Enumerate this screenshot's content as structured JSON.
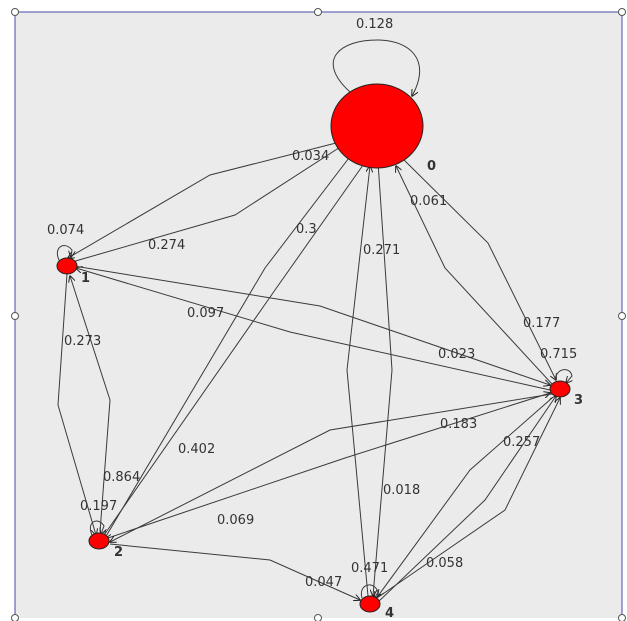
{
  "graph": {
    "colors": {
      "node": "#ff0000",
      "panel": "#ebebeb",
      "frame": "#4a4aa8",
      "edge": "#3a3a3a"
    },
    "nodes": [
      {
        "id": "n0",
        "label": "0"
      },
      {
        "id": "n1",
        "label": "1"
      },
      {
        "id": "n2",
        "label": "2"
      },
      {
        "id": "n3",
        "label": "3"
      },
      {
        "id": "n4",
        "label": "4"
      }
    ],
    "edge_labels": [
      "0.128",
      "0.034",
      "0.274",
      "0.3",
      "0.271",
      "0.061",
      "0.177",
      "0.074",
      "0.097",
      "0.023",
      "0.715",
      "0.273",
      "0.864",
      "0.402",
      "0.183",
      "0.257",
      "0.197",
      "0.069",
      "0.018",
      "0.058",
      "0.471",
      "0.047"
    ]
  }
}
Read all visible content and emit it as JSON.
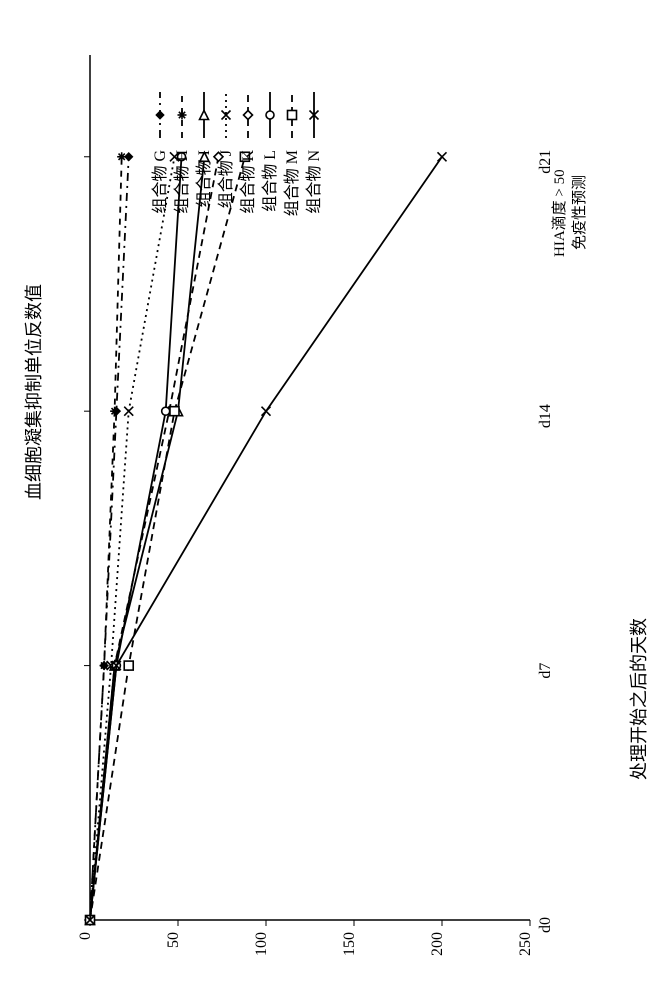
{
  "chart": {
    "type": "line",
    "orientation": "rotated-90ccw",
    "background_color": "#ffffff",
    "axis_color": "#000000",
    "axis_width": 1.5,
    "y_title": "血细胞凝集抑制单位反数值",
    "x_title": "处理开始之后的天数",
    "y_title_fontsize": 18,
    "x_title_fontsize": 18,
    "x_ticks": [
      "d0",
      "d7",
      "d14",
      "d21"
    ],
    "y_ticks": [
      0,
      50,
      100,
      150,
      200,
      250
    ],
    "tick_fontsize": 16,
    "x_positions": [
      0,
      1,
      2,
      3
    ],
    "xlim": [
      0,
      3.4
    ],
    "ylim": [
      0,
      250
    ],
    "tick_len": 6,
    "reference_label_1": "HIA滴度 > 50",
    "reference_label_2": "免疫性预测",
    "legend_title": null,
    "legend_fontsize": 16,
    "series": [
      {
        "label": "组合物 G",
        "color": "#000000",
        "line_width": 1.8,
        "dash": "8 5 2 5",
        "marker": "diamond-filled",
        "marker_size": 8,
        "values": [
          0,
          8,
          15,
          22
        ]
      },
      {
        "label": "组合物 H",
        "color": "#000000",
        "line_width": 1.8,
        "dash": "6 6",
        "marker": "asterisk",
        "marker_size": 9,
        "values": [
          0,
          8,
          14,
          18
        ]
      },
      {
        "label": "组合物 I",
        "color": "#000000",
        "line_width": 1.8,
        "dash": "none",
        "marker": "triangle-open",
        "marker_size": 9,
        "values": [
          0,
          14,
          50,
          65
        ]
      },
      {
        "label": "组合物 J",
        "color": "#000000",
        "line_width": 1.8,
        "dash": "2 4",
        "marker": "x",
        "marker_size": 9,
        "values": [
          0,
          12,
          22,
          48
        ]
      },
      {
        "label": "组合物 K",
        "color": "#000000",
        "line_width": 1.8,
        "dash": "7 5",
        "marker": "diamond-open",
        "marker_size": 9,
        "values": [
          0,
          14,
          45,
          73
        ]
      },
      {
        "label": "组合物 L",
        "color": "#000000",
        "line_width": 1.8,
        "dash": "none",
        "marker": "circle-open",
        "marker_size": 8,
        "values": [
          0,
          15,
          43,
          52
        ]
      },
      {
        "label": "组合物 M",
        "color": "#000000",
        "line_width": 1.8,
        "dash": "7 5",
        "marker": "square-open",
        "marker_size": 9,
        "values": [
          0,
          22,
          48,
          88
        ]
      },
      {
        "label": "组合物 N",
        "color": "#000000",
        "line_width": 1.8,
        "dash": "none",
        "marker": "x",
        "marker_size": 9,
        "values": [
          0,
          15,
          100,
          200
        ]
      }
    ]
  }
}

##############################

- [Given instruction]:
Scan the records above for the string "diamond", then report every line that contains it.

- [In response]:
        "marker": "diamond-filled",
        "marker": "diamond-open",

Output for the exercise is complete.